What to work on »
Write out, precisely and in full, each line of the material.

___

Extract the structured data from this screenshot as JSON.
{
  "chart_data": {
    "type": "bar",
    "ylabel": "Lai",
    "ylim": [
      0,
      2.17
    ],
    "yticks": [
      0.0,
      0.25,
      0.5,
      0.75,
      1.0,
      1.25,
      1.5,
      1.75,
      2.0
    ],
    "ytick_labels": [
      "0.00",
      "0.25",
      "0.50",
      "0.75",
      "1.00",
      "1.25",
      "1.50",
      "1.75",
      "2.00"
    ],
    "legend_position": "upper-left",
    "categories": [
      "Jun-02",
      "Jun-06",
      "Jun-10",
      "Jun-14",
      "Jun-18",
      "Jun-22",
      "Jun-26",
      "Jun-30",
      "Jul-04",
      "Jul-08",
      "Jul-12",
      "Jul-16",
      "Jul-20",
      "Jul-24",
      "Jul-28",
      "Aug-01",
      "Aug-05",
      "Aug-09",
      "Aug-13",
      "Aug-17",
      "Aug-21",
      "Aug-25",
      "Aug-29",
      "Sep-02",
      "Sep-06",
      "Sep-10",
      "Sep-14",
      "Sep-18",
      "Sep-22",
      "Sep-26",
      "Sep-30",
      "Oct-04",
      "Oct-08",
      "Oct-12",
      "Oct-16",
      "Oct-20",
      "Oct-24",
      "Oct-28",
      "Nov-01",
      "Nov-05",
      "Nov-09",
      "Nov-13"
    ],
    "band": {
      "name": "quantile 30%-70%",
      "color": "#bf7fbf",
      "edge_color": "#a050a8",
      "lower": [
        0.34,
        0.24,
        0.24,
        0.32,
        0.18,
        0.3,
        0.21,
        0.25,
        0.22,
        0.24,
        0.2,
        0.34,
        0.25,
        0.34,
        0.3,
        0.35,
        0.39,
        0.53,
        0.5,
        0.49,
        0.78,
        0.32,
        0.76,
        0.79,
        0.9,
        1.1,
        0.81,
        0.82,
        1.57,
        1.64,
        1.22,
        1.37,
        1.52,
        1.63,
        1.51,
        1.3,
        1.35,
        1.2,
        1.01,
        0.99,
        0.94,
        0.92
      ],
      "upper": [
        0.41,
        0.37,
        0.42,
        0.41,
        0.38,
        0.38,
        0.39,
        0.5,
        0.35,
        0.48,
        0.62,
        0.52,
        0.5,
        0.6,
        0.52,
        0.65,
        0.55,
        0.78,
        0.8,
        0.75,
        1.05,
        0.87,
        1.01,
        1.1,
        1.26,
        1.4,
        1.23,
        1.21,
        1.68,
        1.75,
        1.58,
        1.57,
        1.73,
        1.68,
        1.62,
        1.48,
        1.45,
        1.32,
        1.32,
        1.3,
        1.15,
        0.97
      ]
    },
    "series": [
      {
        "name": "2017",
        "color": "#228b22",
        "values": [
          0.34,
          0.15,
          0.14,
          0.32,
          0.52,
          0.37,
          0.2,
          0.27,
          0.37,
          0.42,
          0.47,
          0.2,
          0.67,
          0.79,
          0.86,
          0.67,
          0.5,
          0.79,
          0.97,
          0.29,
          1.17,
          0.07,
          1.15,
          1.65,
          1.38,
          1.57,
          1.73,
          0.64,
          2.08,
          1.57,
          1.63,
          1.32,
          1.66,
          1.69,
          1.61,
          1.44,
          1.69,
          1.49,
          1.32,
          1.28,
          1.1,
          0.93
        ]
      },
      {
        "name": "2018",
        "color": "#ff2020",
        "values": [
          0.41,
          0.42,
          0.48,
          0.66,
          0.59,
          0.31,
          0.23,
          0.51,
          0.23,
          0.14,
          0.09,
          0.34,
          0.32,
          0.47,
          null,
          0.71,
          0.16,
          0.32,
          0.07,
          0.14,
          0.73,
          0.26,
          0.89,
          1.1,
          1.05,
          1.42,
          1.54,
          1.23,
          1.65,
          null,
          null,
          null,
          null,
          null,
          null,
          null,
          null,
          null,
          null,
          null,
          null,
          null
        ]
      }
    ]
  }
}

___

Expected output »
Extract the structured data from this screenshot as JSON.
{
  "chart_data": {
    "type": "bar",
    "ylabel": "Lai",
    "ylim": [
      0,
      2.17
    ],
    "yticks": [
      0.0,
      0.25,
      0.5,
      0.75,
      1.0,
      1.25,
      1.5,
      1.75,
      2.0
    ],
    "ytick_labels": [
      "0.00",
      "0.25",
      "0.50",
      "0.75",
      "1.00",
      "1.25",
      "1.50",
      "1.75",
      "2.00"
    ],
    "legend_position": "upper-left",
    "categories": [
      "Jun-02",
      "Jun-06",
      "Jun-10",
      "Jun-14",
      "Jun-18",
      "Jun-22",
      "Jun-26",
      "Jun-30",
      "Jul-04",
      "Jul-08",
      "Jul-12",
      "Jul-16",
      "Jul-20",
      "Jul-24",
      "Jul-28",
      "Aug-01",
      "Aug-05",
      "Aug-09",
      "Aug-13",
      "Aug-17",
      "Aug-21",
      "Aug-25",
      "Aug-29",
      "Sep-02",
      "Sep-06",
      "Sep-10",
      "Sep-14",
      "Sep-18",
      "Sep-22",
      "Sep-26",
      "Sep-30",
      "Oct-04",
      "Oct-08",
      "Oct-12",
      "Oct-16",
      "Oct-20",
      "Oct-24",
      "Oct-28",
      "Nov-01",
      "Nov-05",
      "Nov-09",
      "Nov-13"
    ],
    "band": {
      "name": "quantile 30%-70%",
      "color": "#bf7fbf",
      "edge_color": "#a050a8",
      "lower": [
        0.34,
        0.24,
        0.24,
        0.32,
        0.18,
        0.3,
        0.21,
        0.25,
        0.22,
        0.24,
        0.2,
        0.34,
        0.25,
        0.34,
        0.3,
        0.35,
        0.39,
        0.53,
        0.5,
        0.49,
        0.78,
        0.32,
        0.76,
        0.79,
        0.9,
        1.1,
        0.81,
        0.82,
        1.57,
        1.64,
        1.22,
        1.37,
        1.52,
        1.63,
        1.51,
        1.3,
        1.35,
        1.2,
        1.01,
        0.99,
        0.94,
        0.92
      ],
      "upper": [
        0.41,
        0.37,
        0.42,
        0.41,
        0.38,
        0.38,
        0.39,
        0.5,
        0.35,
        0.48,
        0.62,
        0.52,
        0.5,
        0.6,
        0.52,
        0.65,
        0.55,
        0.78,
        0.8,
        0.75,
        1.05,
        0.87,
        1.01,
        1.1,
        1.26,
        1.4,
        1.23,
        1.21,
        1.68,
        1.75,
        1.58,
        1.57,
        1.73,
        1.68,
        1.62,
        1.48,
        1.45,
        1.32,
        1.32,
        1.3,
        1.15,
        0.97
      ]
    },
    "series": [
      {
        "name": "2017",
        "color": "#228b22",
        "values": [
          0.34,
          0.15,
          0.14,
          0.32,
          0.52,
          0.37,
          0.2,
          0.27,
          0.37,
          0.42,
          0.47,
          0.2,
          0.67,
          0.79,
          0.86,
          0.67,
          0.5,
          0.79,
          0.97,
          0.29,
          1.17,
          0.07,
          1.15,
          1.65,
          1.38,
          1.57,
          1.73,
          0.64,
          2.08,
          1.57,
          1.63,
          1.32,
          1.66,
          1.69,
          1.61,
          1.44,
          1.69,
          1.49,
          1.32,
          1.28,
          1.1,
          0.93
        ]
      },
      {
        "name": "2018",
        "color": "#ff2020",
        "values": [
          0.41,
          0.42,
          0.48,
          0.66,
          0.59,
          0.31,
          0.23,
          0.51,
          0.23,
          0.14,
          0.09,
          0.34,
          0.32,
          0.47,
          null,
          0.71,
          0.16,
          0.32,
          0.07,
          0.14,
          0.73,
          0.26,
          0.89,
          1.1,
          1.05,
          1.42,
          1.54,
          1.23,
          1.65,
          null,
          null,
          null,
          null,
          null,
          null,
          null,
          null,
          null,
          null,
          null,
          null,
          null
        ]
      }
    ]
  }
}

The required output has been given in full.